Given instruction: Go through the listing and return every line with "units" in it.

[Data records]
============

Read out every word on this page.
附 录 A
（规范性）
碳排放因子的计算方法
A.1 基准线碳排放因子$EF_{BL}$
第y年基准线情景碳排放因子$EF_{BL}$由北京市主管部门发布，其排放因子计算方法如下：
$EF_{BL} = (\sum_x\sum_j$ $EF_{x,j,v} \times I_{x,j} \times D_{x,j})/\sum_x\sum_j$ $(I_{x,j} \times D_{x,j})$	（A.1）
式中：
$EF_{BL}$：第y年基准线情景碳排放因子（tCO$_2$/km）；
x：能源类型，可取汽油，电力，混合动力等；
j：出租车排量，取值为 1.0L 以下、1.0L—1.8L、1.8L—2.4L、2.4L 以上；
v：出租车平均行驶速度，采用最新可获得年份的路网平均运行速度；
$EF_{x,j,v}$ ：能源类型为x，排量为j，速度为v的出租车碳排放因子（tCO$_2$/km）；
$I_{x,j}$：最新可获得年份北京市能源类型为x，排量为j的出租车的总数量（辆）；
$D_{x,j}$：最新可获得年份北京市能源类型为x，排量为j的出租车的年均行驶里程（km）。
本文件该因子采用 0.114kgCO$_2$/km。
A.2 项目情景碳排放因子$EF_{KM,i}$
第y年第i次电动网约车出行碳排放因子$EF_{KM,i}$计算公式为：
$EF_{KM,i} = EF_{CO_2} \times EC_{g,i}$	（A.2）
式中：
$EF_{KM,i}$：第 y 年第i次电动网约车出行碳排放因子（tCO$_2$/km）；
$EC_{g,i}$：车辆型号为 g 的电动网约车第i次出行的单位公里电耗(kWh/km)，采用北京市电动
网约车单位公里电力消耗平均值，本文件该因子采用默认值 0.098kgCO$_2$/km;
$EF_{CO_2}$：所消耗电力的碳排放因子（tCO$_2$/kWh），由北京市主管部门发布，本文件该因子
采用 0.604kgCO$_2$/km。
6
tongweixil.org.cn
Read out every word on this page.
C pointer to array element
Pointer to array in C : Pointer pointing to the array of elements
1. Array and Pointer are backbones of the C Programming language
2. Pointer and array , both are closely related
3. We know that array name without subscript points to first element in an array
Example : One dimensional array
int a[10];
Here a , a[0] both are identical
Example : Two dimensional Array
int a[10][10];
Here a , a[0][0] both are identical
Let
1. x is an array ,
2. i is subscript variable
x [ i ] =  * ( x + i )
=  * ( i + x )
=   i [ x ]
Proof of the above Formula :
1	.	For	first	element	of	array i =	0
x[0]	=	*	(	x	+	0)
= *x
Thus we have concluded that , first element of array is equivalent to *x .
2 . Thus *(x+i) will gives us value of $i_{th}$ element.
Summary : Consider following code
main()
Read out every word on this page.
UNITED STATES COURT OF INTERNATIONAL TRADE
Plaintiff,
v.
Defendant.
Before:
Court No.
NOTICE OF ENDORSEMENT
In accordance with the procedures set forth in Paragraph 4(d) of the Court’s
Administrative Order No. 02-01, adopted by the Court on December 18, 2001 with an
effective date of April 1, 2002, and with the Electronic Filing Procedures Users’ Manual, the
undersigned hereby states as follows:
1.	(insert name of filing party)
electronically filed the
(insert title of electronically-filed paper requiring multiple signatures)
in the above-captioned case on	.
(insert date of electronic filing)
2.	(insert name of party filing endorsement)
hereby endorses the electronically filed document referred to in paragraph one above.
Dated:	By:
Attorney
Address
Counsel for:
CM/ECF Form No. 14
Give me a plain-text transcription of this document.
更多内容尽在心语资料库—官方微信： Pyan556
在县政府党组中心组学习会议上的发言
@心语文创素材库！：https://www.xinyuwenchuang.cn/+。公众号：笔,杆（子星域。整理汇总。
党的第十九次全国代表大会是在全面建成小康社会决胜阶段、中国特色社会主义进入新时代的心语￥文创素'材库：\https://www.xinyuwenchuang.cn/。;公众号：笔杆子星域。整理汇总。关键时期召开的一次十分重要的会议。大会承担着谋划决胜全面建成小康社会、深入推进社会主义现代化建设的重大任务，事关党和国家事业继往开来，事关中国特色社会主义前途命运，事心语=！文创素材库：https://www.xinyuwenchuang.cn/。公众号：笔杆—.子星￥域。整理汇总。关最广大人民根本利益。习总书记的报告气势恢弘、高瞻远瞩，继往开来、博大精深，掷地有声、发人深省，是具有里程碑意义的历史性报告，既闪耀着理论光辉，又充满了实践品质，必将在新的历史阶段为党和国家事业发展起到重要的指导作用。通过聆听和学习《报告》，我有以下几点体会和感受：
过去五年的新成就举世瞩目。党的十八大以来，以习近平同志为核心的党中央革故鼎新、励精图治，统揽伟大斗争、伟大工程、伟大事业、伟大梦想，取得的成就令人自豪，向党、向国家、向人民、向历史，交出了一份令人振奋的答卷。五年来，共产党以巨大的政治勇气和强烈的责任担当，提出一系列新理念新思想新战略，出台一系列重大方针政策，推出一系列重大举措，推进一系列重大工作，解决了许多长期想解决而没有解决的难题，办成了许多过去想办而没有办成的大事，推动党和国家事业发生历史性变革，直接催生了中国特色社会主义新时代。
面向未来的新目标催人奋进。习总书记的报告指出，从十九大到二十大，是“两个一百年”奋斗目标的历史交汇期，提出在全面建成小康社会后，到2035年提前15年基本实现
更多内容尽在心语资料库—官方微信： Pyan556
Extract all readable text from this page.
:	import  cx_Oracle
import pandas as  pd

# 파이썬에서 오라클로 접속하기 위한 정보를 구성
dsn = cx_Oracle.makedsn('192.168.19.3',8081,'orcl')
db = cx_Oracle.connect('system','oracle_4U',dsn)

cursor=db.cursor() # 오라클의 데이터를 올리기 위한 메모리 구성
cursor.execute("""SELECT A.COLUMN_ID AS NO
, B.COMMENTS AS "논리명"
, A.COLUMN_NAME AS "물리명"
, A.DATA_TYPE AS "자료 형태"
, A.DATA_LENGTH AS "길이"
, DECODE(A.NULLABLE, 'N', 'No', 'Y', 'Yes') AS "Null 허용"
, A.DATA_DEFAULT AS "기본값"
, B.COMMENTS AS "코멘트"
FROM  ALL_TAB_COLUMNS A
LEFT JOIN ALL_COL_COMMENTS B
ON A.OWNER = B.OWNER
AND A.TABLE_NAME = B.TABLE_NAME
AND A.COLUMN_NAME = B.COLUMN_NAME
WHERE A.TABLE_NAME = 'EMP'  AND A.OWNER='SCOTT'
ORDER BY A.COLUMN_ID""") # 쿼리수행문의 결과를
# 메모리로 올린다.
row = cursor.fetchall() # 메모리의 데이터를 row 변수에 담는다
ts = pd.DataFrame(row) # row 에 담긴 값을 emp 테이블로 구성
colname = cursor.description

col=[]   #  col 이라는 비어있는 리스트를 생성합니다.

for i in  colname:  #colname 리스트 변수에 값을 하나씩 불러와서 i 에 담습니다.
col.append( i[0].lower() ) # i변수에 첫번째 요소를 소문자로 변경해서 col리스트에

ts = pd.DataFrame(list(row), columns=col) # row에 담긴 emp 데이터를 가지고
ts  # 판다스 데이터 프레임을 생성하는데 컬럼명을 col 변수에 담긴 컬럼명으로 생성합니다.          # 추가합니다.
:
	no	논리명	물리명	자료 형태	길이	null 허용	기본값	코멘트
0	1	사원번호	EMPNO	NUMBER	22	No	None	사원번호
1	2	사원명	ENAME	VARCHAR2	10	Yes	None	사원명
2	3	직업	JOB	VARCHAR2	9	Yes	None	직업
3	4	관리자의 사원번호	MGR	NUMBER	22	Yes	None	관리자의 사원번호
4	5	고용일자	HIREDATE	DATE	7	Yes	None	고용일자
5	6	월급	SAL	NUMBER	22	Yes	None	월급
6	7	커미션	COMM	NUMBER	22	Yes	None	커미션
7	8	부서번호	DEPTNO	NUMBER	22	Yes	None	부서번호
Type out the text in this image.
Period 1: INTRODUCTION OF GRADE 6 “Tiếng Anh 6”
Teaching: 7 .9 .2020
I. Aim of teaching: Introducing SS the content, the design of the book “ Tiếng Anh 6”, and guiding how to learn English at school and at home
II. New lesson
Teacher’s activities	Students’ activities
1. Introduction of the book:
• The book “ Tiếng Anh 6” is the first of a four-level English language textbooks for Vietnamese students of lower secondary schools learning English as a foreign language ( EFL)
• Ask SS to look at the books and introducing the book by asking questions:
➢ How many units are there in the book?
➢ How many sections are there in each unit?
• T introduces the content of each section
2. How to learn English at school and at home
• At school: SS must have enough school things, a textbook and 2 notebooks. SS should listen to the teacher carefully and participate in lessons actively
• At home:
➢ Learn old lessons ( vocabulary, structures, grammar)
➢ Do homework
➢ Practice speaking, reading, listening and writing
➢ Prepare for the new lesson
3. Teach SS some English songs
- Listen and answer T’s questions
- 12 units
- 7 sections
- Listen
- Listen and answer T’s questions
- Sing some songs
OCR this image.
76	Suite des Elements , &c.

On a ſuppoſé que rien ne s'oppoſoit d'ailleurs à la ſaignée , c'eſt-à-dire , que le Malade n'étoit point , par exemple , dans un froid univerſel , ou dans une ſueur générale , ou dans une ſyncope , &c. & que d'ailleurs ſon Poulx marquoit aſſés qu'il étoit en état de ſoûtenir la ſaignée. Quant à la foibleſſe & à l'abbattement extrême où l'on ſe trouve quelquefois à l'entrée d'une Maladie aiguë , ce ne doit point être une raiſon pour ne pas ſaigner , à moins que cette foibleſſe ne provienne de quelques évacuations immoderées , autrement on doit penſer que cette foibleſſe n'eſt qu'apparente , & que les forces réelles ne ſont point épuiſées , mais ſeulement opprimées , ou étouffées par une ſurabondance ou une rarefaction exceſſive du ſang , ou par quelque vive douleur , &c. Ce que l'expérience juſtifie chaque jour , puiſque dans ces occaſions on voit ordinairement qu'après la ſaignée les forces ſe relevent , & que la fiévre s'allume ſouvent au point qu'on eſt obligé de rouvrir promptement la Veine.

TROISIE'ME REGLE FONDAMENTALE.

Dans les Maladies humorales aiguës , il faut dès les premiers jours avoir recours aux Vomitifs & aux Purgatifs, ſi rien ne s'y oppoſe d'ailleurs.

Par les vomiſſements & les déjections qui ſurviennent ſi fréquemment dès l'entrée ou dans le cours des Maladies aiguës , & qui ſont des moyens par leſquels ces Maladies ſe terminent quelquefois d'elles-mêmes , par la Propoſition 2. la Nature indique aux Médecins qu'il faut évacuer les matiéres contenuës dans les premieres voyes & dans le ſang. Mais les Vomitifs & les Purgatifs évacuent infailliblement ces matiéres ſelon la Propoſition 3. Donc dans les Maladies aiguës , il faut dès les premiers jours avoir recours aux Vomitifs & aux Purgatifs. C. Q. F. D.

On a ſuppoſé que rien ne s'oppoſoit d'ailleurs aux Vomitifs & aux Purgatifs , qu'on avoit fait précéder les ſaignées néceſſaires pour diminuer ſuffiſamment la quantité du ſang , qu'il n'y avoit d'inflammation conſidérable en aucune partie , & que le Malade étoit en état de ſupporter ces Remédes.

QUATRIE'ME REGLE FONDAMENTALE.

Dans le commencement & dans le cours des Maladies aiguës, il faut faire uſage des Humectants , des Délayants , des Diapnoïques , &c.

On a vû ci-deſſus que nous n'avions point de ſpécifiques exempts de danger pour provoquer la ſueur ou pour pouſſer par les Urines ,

============

Task answer:
➢ How many units are there in the book?
- 12 units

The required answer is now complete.